--- start Provided records ---

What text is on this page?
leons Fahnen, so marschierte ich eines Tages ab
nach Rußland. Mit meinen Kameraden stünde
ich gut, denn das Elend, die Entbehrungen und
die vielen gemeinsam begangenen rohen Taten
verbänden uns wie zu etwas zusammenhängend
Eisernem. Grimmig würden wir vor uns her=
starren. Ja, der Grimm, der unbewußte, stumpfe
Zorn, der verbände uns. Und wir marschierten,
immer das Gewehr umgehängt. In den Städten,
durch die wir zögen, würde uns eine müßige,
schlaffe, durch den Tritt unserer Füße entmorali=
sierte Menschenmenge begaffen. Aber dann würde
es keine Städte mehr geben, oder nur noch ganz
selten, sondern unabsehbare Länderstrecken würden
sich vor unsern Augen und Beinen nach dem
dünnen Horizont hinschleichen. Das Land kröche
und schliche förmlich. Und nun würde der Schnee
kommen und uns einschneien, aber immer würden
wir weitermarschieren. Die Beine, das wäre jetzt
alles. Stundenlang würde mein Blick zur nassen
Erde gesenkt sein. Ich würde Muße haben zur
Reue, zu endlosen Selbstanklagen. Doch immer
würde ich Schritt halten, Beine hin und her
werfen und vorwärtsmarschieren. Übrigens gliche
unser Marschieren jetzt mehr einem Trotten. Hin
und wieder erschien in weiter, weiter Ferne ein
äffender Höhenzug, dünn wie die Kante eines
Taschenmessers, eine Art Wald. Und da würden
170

--- end Provided records ---
--- start Provided records ---

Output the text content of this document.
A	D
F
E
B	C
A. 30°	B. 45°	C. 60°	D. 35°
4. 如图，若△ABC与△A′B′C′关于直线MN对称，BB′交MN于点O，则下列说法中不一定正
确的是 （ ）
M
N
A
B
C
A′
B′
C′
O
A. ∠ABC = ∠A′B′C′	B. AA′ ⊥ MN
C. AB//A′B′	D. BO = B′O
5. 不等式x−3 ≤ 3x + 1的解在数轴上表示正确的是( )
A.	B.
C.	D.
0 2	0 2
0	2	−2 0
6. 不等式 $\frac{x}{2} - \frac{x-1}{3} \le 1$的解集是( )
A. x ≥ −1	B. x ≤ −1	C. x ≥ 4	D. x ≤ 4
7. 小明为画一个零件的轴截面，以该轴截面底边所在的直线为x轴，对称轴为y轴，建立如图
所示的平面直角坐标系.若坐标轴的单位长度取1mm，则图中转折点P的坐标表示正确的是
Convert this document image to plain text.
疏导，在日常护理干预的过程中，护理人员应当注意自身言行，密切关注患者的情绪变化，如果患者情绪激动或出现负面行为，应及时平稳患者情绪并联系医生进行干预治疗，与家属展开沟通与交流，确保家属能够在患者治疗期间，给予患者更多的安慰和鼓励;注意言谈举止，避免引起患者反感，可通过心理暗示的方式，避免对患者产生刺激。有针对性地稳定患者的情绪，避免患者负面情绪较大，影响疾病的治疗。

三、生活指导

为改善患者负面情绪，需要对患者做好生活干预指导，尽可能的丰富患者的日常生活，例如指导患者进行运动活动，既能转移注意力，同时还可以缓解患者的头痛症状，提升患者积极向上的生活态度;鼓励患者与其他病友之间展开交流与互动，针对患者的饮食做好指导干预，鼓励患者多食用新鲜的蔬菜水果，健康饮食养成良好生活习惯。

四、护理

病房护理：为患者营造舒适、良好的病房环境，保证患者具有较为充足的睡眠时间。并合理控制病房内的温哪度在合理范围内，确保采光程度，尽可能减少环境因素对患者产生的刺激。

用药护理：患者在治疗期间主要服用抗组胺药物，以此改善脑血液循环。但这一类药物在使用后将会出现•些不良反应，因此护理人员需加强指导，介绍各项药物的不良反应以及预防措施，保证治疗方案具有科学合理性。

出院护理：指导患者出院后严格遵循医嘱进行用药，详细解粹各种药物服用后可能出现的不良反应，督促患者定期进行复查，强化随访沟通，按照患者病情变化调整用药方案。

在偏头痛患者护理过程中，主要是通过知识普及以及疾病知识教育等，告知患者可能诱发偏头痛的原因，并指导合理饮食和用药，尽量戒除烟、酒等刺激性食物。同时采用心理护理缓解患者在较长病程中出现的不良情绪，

--- end Provided records ---

● Do this
Each line that holds the word "nach" should be extracted from the records.

● Answer to the problem
nach Rußland. Mit meinen Kameraden stünde
sich vor unsern Augen und Beinen nach dem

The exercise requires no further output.